- To be done -
Copy out all the lines in the records that include the word "JSON".

[Stored entries]
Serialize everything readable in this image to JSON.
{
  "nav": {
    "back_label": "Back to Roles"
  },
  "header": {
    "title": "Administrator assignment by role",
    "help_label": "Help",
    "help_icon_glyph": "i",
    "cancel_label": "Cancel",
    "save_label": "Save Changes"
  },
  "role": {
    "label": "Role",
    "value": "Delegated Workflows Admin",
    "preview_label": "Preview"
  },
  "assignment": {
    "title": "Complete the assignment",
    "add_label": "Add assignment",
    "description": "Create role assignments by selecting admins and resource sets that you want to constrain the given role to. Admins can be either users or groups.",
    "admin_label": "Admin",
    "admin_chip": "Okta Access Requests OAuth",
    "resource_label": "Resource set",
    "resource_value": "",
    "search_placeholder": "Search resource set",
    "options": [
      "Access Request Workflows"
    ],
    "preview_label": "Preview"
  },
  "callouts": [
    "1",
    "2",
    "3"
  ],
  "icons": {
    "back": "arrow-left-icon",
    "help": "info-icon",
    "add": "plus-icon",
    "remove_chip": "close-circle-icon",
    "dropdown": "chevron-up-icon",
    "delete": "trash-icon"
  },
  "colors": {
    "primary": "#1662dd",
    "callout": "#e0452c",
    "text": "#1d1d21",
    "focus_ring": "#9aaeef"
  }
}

* * *

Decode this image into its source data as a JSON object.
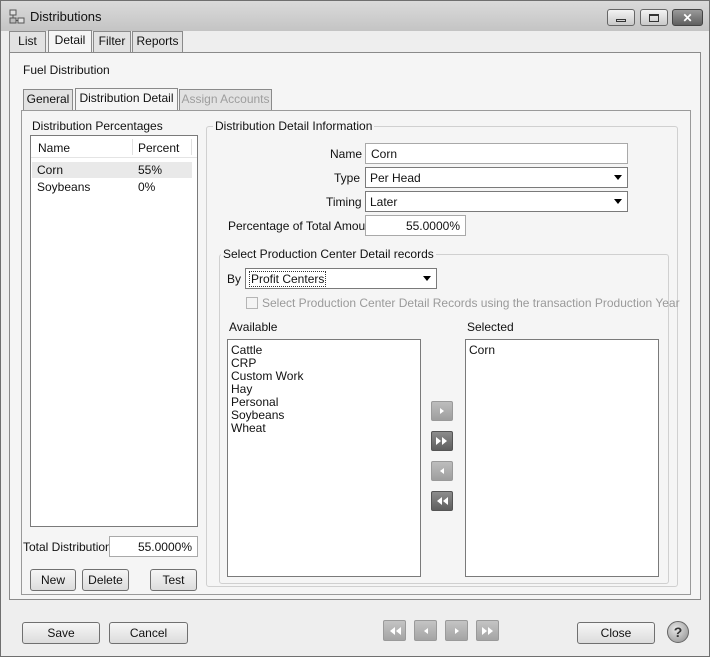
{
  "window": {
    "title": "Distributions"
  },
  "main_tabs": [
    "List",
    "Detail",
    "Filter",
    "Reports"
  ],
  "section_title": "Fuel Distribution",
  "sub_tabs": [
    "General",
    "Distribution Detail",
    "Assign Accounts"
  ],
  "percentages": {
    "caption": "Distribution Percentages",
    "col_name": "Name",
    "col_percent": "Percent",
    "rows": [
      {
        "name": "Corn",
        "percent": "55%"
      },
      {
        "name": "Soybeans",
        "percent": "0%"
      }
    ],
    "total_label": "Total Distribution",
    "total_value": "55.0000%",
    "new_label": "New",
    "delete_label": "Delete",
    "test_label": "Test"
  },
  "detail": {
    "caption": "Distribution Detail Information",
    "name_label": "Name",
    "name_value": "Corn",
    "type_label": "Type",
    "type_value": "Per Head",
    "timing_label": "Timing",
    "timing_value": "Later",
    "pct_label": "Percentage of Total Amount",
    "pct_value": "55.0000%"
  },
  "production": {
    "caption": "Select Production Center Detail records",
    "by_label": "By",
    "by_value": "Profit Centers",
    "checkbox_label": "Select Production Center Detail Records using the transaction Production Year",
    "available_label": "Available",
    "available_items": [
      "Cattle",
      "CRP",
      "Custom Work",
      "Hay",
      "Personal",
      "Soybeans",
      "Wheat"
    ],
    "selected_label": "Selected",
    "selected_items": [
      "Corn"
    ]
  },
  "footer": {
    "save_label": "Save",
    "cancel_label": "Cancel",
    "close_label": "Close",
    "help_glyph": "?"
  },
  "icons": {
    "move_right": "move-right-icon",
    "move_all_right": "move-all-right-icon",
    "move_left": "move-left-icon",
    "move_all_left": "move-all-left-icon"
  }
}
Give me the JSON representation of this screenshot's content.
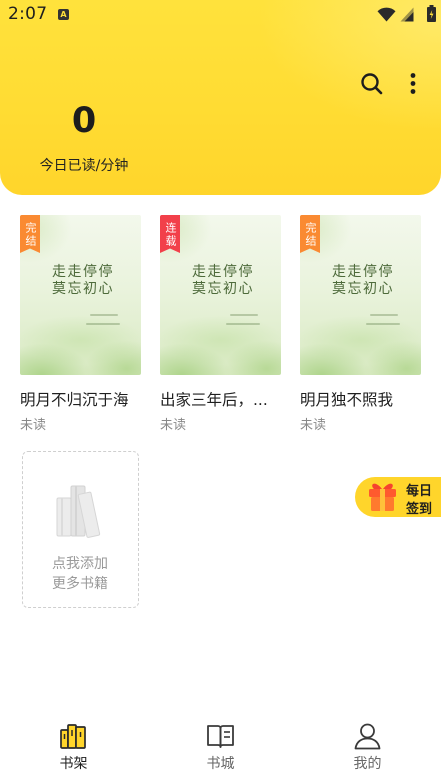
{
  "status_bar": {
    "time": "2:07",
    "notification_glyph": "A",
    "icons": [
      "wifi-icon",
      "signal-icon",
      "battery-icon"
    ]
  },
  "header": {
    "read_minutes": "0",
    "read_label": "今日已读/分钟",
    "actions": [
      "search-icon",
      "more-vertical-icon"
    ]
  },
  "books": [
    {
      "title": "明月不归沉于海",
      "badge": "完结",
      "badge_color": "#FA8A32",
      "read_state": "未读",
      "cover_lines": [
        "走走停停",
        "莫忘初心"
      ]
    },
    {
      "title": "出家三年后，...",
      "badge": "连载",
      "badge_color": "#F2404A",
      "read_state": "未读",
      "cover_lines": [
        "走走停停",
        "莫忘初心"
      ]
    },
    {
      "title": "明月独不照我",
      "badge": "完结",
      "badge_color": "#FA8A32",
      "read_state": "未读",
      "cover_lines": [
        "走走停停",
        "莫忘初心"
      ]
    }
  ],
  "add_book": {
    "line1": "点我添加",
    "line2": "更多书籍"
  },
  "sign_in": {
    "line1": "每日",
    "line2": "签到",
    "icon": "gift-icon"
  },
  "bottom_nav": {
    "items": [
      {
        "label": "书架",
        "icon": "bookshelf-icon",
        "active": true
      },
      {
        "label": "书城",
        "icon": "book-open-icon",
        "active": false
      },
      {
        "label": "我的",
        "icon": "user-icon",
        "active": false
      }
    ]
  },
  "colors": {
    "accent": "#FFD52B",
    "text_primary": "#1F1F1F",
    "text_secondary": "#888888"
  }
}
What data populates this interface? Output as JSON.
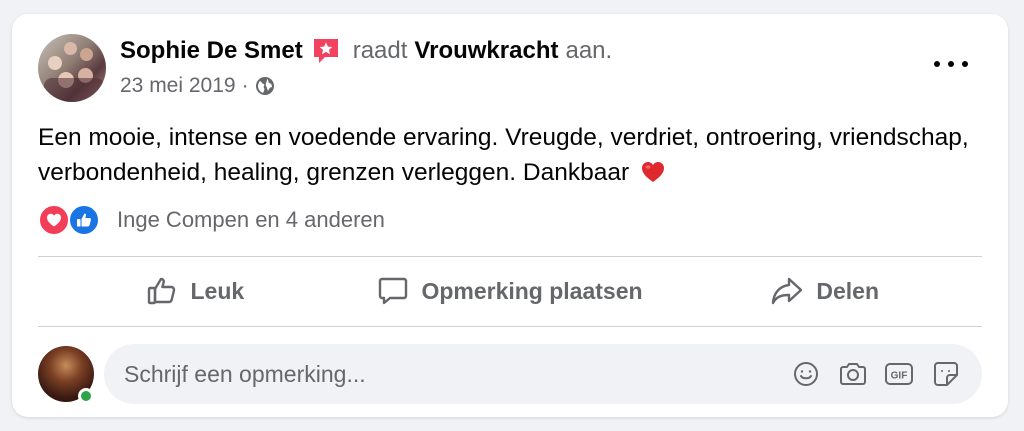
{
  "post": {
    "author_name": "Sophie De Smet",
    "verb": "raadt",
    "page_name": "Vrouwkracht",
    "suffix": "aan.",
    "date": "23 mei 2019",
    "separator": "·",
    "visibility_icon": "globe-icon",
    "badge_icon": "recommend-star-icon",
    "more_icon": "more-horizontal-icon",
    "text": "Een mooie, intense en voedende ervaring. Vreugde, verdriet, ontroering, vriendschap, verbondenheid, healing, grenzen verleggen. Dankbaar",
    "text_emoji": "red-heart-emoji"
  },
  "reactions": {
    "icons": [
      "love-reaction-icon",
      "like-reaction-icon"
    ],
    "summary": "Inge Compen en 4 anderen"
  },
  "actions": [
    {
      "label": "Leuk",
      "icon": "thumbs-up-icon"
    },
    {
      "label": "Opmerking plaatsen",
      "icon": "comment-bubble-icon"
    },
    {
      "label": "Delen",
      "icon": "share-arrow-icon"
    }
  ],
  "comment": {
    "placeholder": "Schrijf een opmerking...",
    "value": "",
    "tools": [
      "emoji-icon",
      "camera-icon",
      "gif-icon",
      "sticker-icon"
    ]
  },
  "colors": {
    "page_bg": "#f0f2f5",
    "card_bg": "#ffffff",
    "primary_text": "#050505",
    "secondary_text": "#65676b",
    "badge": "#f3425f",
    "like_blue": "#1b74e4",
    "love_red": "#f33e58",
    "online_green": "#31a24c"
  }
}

* * *

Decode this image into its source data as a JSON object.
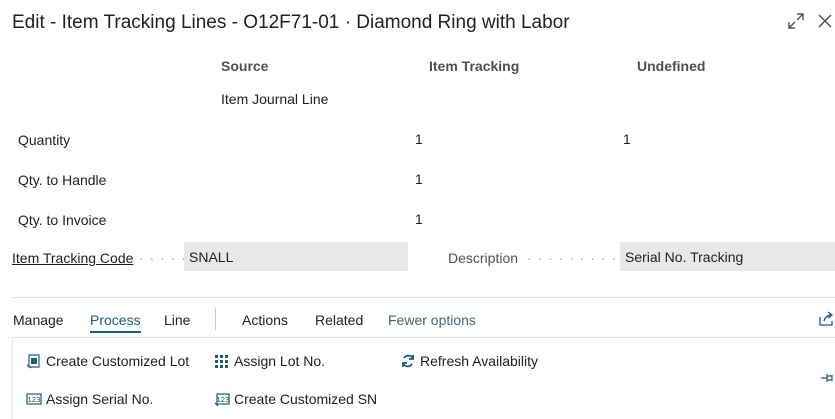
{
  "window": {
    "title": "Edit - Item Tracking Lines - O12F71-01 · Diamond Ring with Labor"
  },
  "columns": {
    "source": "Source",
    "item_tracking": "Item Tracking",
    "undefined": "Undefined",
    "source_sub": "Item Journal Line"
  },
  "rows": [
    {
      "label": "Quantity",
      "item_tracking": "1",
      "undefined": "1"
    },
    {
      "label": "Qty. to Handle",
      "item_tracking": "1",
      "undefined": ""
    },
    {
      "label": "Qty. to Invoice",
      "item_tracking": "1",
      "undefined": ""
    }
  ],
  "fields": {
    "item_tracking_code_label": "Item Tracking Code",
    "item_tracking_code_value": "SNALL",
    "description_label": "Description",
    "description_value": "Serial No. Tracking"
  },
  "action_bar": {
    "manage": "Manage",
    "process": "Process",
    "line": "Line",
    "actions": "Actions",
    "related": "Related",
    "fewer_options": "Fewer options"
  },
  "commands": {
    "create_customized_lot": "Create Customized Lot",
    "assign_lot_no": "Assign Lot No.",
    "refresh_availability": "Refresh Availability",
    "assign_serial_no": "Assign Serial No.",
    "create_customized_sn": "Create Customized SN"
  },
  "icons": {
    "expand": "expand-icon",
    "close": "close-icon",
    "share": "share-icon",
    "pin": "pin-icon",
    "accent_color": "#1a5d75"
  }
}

- Exercise answer -
Serialize everything readable in this image to JSON.
Decode this image into its source data as a JSON object.
Give me the JSON representation of this screenshot's content.
What data populates this interface? Output as JSON.
Decode this image into its source data as a JSON object.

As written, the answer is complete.